◆ **Task data**:

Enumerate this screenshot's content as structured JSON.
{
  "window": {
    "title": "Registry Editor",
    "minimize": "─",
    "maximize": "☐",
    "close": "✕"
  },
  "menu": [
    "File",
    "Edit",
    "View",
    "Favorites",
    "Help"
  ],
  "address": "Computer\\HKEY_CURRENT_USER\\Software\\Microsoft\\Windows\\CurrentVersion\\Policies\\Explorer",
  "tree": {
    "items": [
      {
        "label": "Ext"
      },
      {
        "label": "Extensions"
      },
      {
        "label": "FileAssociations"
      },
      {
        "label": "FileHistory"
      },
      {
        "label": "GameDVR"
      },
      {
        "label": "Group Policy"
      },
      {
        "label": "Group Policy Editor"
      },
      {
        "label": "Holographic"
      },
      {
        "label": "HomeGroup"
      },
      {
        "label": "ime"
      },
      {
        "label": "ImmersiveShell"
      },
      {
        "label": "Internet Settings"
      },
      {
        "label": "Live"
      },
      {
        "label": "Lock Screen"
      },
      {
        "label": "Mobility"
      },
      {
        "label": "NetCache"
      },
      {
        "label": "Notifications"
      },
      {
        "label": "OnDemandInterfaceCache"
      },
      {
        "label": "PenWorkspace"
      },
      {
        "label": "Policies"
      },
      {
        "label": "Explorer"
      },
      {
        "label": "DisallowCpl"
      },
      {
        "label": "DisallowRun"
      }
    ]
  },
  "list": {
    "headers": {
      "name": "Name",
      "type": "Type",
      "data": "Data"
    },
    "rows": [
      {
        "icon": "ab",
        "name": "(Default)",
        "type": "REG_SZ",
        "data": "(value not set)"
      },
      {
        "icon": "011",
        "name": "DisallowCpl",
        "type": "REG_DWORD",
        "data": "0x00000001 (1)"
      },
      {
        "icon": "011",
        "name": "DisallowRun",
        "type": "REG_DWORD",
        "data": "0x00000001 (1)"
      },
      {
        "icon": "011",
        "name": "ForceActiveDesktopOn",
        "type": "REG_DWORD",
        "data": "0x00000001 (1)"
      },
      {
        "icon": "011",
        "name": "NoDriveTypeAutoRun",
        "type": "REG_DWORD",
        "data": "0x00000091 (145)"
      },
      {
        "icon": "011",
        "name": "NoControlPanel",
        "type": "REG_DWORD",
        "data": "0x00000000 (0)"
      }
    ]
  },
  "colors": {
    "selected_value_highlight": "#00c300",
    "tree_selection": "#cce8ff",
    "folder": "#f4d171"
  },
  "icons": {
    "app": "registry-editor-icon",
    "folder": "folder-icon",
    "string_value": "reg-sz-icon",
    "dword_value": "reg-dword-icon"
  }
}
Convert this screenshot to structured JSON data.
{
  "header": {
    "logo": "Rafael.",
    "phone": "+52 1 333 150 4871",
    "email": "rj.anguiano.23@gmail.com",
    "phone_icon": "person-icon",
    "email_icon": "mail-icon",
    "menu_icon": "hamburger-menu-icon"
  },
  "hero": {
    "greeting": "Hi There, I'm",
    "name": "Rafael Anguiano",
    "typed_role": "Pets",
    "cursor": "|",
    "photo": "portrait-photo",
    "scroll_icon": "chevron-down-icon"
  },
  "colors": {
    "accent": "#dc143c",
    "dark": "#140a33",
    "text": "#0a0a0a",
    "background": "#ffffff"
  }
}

◆ **Directive**:
Every line of the records that includes the word "DisallowCpl" should be gathered.

◆ **Expected answer**:
        "label": "DisallowCpl"
        "name": "DisallowCpl",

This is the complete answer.